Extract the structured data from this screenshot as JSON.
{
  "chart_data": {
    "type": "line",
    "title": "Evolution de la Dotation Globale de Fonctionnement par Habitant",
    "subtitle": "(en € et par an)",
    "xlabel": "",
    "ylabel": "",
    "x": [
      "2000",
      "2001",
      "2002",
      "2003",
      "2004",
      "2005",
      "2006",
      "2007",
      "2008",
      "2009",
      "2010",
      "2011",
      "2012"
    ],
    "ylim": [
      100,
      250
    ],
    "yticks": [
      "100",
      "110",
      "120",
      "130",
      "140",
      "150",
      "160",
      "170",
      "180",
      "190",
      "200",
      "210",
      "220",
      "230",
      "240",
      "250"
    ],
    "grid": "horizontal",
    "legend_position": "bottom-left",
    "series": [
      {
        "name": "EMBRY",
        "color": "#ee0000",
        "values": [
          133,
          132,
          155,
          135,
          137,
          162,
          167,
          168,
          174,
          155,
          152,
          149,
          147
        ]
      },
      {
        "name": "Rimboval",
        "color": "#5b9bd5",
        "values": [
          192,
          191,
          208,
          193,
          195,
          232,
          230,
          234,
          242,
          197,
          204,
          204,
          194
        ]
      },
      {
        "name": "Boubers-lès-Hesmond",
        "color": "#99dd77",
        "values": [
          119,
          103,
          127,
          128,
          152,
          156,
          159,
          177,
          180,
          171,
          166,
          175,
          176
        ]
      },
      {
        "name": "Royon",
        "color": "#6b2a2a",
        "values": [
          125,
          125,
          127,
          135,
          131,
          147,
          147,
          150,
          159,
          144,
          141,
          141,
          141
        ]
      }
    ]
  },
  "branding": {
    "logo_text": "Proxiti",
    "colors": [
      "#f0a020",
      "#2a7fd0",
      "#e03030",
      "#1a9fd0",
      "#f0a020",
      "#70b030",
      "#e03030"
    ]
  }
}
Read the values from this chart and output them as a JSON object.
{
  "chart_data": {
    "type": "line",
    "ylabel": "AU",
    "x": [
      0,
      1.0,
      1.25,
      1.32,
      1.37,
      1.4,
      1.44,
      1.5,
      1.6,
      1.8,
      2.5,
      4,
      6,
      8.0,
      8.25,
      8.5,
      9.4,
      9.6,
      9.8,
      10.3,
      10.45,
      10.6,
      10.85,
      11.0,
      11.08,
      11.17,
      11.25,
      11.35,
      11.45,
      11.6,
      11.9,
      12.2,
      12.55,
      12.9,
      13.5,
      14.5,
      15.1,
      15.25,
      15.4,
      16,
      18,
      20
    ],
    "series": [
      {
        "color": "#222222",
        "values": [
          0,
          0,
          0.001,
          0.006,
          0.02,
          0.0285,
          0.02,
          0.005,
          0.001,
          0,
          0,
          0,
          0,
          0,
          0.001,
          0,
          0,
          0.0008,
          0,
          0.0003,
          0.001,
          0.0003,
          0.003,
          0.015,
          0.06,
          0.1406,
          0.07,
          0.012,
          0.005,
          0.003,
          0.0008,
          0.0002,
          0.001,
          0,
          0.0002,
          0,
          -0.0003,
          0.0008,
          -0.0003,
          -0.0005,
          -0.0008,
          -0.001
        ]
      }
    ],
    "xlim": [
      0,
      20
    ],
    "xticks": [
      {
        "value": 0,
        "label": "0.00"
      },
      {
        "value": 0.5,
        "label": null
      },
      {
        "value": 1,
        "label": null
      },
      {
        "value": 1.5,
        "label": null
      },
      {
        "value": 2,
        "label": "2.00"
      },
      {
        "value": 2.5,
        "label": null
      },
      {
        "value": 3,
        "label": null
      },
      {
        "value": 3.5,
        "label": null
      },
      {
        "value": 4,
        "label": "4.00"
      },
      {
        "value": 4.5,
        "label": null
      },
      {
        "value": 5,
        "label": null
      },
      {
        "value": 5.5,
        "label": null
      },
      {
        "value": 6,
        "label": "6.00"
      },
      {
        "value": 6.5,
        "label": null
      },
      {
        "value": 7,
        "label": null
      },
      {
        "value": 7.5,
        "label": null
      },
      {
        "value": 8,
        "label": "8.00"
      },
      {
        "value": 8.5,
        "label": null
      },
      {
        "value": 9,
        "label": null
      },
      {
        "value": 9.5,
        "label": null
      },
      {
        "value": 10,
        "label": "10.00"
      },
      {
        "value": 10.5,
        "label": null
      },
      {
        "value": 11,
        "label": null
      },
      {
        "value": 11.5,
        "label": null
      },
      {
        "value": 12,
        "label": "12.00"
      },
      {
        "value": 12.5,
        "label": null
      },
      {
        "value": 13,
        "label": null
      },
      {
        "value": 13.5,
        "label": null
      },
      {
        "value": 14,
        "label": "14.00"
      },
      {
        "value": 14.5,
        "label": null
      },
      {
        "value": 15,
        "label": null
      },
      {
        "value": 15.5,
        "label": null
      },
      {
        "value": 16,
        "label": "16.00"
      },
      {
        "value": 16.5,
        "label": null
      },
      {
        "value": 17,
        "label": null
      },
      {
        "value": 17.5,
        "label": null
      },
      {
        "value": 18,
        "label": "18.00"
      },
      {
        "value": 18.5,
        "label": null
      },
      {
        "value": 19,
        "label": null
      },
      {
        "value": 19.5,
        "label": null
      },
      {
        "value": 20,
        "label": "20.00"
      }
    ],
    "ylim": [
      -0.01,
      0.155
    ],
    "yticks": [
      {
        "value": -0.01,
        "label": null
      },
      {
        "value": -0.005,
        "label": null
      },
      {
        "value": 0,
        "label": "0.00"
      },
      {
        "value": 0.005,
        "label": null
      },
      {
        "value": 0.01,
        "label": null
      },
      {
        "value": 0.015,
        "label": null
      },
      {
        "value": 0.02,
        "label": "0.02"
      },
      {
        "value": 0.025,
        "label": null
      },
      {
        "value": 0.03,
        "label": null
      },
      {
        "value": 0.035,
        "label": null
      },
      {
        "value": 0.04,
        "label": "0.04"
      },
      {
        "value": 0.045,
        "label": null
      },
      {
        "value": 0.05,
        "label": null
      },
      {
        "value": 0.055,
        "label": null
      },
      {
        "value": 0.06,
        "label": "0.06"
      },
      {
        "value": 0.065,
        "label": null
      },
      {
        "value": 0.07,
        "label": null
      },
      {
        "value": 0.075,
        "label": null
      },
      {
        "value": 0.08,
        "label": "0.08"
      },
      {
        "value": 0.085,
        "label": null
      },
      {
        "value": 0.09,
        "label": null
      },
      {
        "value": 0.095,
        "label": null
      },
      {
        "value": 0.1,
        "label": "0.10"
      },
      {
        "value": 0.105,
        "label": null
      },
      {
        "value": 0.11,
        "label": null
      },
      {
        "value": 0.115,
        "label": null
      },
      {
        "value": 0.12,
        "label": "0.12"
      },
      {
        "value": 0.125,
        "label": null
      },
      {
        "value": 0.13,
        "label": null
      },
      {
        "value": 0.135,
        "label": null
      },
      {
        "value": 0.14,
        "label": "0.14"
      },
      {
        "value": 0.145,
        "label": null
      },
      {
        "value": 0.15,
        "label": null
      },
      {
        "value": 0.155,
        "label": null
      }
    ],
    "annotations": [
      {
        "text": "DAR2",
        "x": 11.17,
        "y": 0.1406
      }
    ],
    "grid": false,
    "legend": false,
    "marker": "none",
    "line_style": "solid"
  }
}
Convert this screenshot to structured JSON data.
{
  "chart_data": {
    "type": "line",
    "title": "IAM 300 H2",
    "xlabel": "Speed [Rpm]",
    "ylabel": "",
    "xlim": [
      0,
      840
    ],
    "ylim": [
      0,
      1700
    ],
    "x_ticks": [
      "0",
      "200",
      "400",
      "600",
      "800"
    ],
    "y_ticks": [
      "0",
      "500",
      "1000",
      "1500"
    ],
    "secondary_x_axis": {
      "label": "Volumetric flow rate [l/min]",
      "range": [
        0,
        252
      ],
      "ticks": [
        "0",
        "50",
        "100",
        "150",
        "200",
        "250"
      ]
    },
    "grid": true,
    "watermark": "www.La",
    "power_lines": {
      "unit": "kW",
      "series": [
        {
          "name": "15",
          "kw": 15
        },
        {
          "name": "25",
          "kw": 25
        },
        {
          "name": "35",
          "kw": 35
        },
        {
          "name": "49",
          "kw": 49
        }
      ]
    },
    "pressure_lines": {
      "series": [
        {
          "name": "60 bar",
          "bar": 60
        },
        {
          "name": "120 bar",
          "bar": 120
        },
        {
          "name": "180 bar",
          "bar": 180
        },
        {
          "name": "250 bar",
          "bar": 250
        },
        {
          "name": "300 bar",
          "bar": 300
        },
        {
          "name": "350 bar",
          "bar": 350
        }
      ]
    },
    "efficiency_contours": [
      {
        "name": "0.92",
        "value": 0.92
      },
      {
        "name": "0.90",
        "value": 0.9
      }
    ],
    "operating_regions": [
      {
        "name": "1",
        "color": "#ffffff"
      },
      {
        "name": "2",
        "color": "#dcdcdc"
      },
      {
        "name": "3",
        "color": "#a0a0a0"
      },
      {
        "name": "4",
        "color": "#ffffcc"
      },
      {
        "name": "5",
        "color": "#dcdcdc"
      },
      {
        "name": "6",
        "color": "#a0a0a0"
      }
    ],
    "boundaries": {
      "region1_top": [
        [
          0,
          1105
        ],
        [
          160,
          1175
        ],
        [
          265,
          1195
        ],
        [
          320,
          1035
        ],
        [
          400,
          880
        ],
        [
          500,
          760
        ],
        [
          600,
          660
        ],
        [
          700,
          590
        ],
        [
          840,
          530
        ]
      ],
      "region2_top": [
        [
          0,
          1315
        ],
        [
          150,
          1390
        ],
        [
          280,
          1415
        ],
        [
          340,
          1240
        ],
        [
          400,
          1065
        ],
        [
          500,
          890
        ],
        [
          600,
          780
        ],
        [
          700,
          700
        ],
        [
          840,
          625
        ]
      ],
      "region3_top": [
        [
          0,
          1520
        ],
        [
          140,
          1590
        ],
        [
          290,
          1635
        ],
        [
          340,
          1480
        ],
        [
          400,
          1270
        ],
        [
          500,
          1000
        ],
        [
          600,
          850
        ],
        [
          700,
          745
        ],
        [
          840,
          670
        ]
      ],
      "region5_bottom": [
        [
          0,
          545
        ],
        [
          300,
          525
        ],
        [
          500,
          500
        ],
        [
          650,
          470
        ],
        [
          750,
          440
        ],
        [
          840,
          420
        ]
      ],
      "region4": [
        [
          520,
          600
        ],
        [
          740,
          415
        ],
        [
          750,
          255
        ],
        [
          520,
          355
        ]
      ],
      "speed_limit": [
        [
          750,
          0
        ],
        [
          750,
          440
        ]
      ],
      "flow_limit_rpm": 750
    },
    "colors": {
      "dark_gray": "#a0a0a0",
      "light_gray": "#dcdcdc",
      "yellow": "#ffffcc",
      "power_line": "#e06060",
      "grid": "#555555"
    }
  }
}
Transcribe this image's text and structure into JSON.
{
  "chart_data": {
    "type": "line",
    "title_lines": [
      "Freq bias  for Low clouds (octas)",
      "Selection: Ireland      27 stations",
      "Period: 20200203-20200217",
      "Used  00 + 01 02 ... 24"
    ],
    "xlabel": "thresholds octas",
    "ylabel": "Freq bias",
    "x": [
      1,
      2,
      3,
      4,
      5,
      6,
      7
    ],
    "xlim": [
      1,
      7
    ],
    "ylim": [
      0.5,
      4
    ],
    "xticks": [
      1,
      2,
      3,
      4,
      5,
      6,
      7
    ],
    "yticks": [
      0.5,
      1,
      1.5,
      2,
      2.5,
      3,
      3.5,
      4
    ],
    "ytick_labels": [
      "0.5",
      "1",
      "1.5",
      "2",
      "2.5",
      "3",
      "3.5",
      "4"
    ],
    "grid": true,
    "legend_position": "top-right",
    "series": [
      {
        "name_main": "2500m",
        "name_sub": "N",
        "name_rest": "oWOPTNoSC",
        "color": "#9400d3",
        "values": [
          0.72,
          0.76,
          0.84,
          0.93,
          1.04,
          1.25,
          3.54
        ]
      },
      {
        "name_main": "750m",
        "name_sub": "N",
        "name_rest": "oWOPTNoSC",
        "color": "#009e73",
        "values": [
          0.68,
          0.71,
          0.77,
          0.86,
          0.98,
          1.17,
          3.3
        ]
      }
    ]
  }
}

» **YOUR INSTRUCTIONS**: Find each line with the string "Freq" and copy it out.

» **SOLUTION BELOW**:
      "Freq bias  for Low clouds (octas)",
    "ylabel": "Freq bias",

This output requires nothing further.